-- BEGIN Supplied data --

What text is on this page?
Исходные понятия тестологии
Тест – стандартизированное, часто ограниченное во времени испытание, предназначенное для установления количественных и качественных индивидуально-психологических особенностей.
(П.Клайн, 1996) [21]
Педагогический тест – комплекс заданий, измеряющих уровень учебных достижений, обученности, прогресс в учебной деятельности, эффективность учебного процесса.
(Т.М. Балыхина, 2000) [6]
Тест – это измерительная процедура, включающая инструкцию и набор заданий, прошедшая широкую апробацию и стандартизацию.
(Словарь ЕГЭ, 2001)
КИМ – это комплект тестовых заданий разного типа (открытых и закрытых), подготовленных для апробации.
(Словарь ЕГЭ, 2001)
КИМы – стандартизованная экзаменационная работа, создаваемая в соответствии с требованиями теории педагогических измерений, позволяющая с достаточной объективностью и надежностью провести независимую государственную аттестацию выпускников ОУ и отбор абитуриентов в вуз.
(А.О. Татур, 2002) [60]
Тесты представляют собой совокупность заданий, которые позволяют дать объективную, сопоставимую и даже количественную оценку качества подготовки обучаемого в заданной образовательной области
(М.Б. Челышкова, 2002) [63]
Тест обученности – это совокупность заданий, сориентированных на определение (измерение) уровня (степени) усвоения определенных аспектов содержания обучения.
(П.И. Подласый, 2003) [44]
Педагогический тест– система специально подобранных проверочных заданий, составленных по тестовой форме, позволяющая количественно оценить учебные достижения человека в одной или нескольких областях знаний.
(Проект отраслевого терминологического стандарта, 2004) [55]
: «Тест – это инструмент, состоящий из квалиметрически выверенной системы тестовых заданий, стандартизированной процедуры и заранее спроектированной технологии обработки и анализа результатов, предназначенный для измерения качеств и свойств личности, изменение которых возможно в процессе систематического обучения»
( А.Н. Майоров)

-- END Supplied data --

Locate all lines in the listing above with the word "позволяющая" and copy them.

КИМы – стандартизованная экзаменационная работа, создаваемая в соответствии с требованиями теории педагогических измерений, позволяющая с достаточной объективностью и надежностью провести независимую государственную аттестацию выпускников ОУ и отбор абитуриентов в вуз.
Педагогический тест– система специально подобранных проверочных заданий, составленных по тестовой форме, позволяющая количественно оценить учебные достижения человека в одной или нескольких областях знаний.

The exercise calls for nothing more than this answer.